» Set problem
Rewrite the entries from the line that contains "axis-label: Type Safety [1016,366,1109,438]" through the line that contains "rust-icon [647,929,713,995]", swapping "data-point" for "marker" and changing nothing else.

» Provided records
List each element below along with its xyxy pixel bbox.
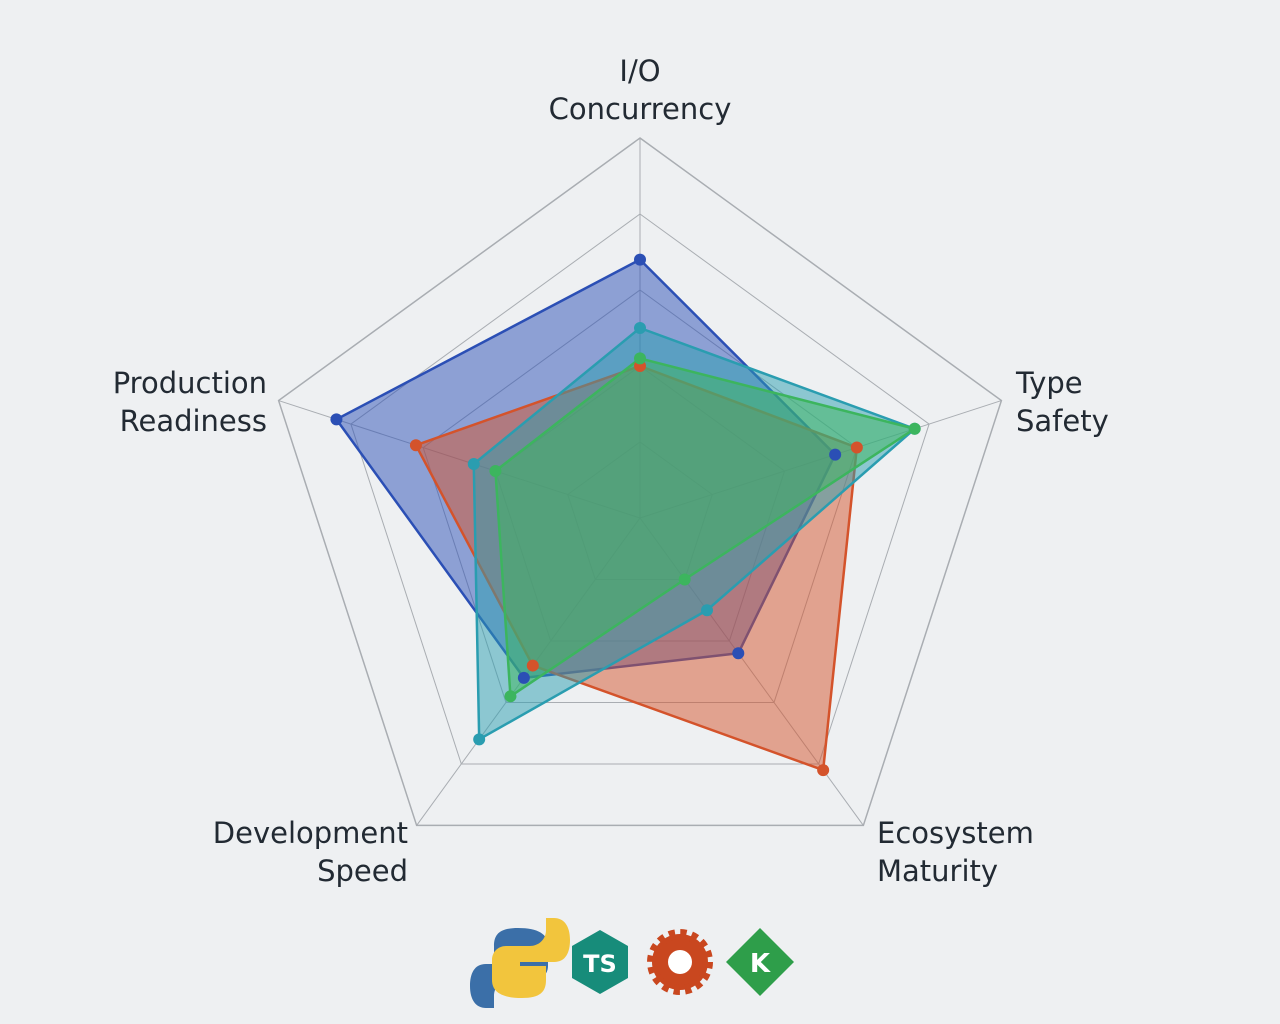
axis-label: Type Safety [1016,366,1109,438]
data-point [473,733,486,746]
ts-text: TS [583,950,617,978]
grid-ring [277,137,1003,827]
data-point [732,647,745,660]
axis-label: I/O Concurrency [548,54,732,126]
legend-icons: TS K [470,918,794,1008]
axis-label: Development Speed [212,816,408,888]
data-point [817,764,830,777]
data-point [829,448,842,461]
kotlin-icon: K [726,928,794,996]
data-point [678,573,691,586]
data-point [330,413,343,426]
data-point [634,322,646,334]
data-point [526,659,539,672]
rust-icon [647,929,713,995]
series-areas [330,253,921,777]
data-point [701,604,714,617]
data-point [634,253,646,266]
axis-label: Ecosystem Maturity [877,816,1034,888]
data-point [850,441,863,454]
data-point [504,690,517,703]
data-point [908,422,921,435]
python-icon [470,918,570,1008]
data-point [489,465,502,478]
data-point [517,671,530,684]
data-point [467,457,480,470]
axis-label: Production Readiness [112,366,267,438]
series-area [494,357,916,698]
ts-icon: TS [572,930,628,994]
data-point [634,352,646,365]
data-point [409,439,422,452]
k-text: K [750,949,771,979]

» Exercise answer
axis-label: Type Safety [1016,366,1109,438]
marker [473,733,486,746]
ts-text: TS [583,950,617,978]
grid-ring [277,137,1003,827]
marker [732,647,745,660]
axis-label: I/O Concurrency [548,54,732,126]
legend-icons: TS K [470,918,794,1008]
axis-label: Development Speed [212,816,408,888]
marker [817,764,830,777]
marker [829,448,842,461]
kotlin-icon: K [726,928,794,996]
marker [678,573,691,586]
marker [330,413,343,426]
marker [634,322,646,334]
marker [526,659,539,672]
rust-icon [647,929,713,995]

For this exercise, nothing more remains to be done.